Short problem: Determine how many lines contain the string "this", then reply with that figure only.
# Record extracts start
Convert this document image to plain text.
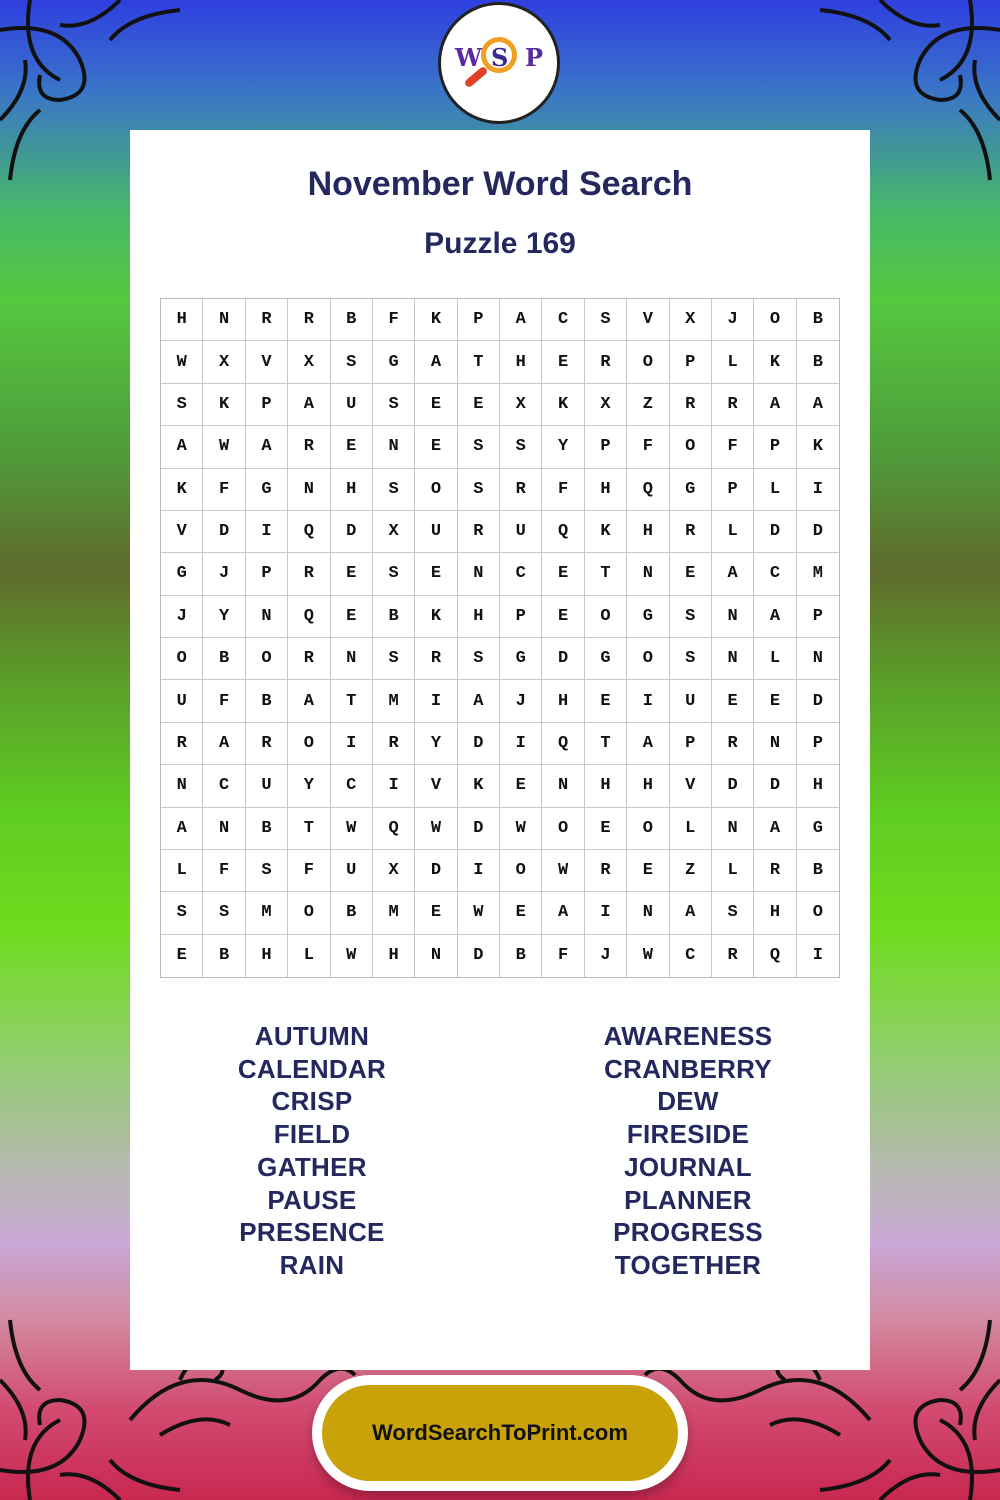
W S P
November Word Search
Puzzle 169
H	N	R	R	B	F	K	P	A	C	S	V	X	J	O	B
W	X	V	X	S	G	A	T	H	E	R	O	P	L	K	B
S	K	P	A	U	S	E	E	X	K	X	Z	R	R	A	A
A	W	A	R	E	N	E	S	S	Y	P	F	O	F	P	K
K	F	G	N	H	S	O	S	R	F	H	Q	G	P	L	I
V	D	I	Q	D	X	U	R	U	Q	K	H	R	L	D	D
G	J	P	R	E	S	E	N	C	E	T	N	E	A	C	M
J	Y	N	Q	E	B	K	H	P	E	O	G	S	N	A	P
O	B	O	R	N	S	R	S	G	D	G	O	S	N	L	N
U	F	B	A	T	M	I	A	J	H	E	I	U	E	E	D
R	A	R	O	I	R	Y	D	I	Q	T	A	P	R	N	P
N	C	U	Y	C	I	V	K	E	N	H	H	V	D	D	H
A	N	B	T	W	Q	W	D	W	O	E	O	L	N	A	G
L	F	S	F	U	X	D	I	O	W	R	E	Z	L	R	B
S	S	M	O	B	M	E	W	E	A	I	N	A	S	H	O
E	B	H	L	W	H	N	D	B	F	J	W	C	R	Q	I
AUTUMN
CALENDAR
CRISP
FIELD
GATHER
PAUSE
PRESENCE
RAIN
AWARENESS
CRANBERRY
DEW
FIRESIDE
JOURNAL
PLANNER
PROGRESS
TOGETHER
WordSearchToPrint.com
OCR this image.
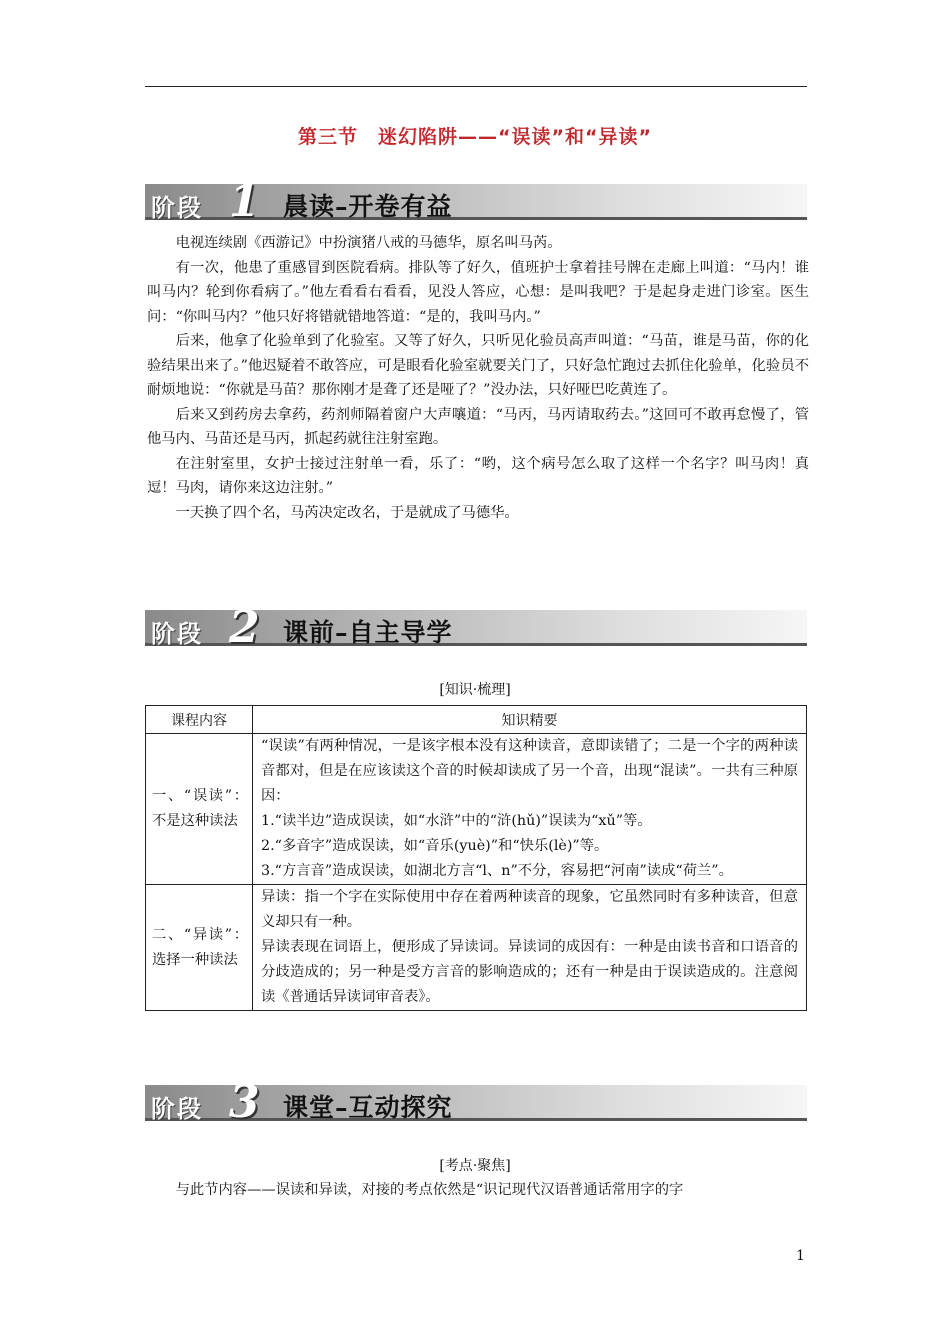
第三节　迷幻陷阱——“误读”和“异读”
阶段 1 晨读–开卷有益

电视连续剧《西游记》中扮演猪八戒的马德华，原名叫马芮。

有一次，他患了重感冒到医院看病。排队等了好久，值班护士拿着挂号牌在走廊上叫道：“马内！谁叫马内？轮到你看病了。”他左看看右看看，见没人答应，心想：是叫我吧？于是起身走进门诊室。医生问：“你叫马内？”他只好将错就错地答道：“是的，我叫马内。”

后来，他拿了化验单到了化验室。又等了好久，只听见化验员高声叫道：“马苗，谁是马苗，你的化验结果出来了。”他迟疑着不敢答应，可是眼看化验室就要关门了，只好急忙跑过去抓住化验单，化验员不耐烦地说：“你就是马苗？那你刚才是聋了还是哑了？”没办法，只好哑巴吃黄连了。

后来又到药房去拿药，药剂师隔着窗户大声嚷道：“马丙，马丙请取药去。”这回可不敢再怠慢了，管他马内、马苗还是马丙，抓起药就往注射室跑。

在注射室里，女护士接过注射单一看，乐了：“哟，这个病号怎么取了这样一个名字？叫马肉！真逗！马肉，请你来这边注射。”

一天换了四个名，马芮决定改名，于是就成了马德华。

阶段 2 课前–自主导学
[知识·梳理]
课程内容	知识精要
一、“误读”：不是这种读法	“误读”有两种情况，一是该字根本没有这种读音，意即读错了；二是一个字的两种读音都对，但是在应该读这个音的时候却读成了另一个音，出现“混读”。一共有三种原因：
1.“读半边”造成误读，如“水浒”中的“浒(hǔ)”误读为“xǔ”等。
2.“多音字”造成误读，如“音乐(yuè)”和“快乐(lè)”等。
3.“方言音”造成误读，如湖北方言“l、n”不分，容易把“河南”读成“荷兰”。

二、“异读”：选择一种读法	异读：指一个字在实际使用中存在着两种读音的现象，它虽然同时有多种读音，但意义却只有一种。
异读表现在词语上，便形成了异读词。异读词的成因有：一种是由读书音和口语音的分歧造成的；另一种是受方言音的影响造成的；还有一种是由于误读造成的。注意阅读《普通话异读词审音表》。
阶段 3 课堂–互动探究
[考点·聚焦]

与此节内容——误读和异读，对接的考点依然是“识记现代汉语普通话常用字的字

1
# Record extracts end
Output below: 2